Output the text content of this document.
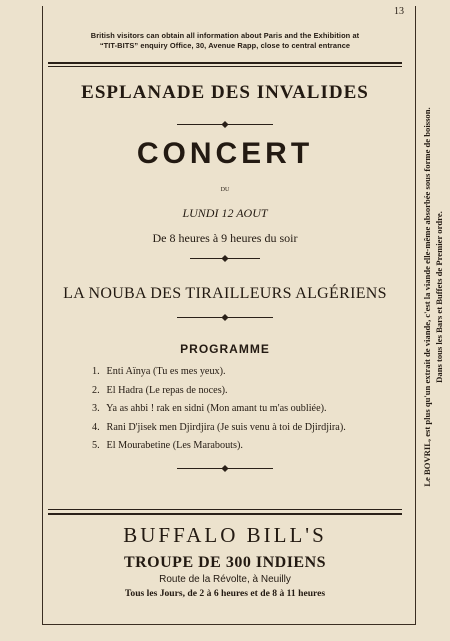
13
British visitors can obtain all information about Paris and the Exhibition at
“TIT-BITS” enquiry Office, 30, Avenue Rapp, close to central entrance
ESPLANADE DES INVALIDES
CONCERT
DU
LUNDI 12 AOUT
De 8 heures à 9 heures du soir
LA NOUBA DES TIRAILLEURS ALGÉRIENS
PROGRAMME
1. Enti Aïnya (Tu es mes yeux).
2. El Hadra (Le repas de noces).
3. Ya as ahbi ! rak en sidni (Mon amant tu m'as oubliée).
4. Rani D'jisek men Djirdjira (Je suis venu à toi de Djirdjira).
5. El Mourabetine (Les Marabouts).
BUFFALO BILL'S
TROUPE DE 300 INDIENS
Route de la Révolte, à Neuilly
Tous les Jours, de 2 à 6 heures et de 8 à 11 heures
Le BOVRIL, est plus qu'un extrait de viande, c'est la viande elle-même absorbée sous forme de boisson. Dans tous les Bars et Buffets de Premier ordre.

- - - - -

# WHAT IS NEEDED
State how many lines of the data include the word "heures", with nothing else.

# RESPONSE TO THIS EXERCISE
2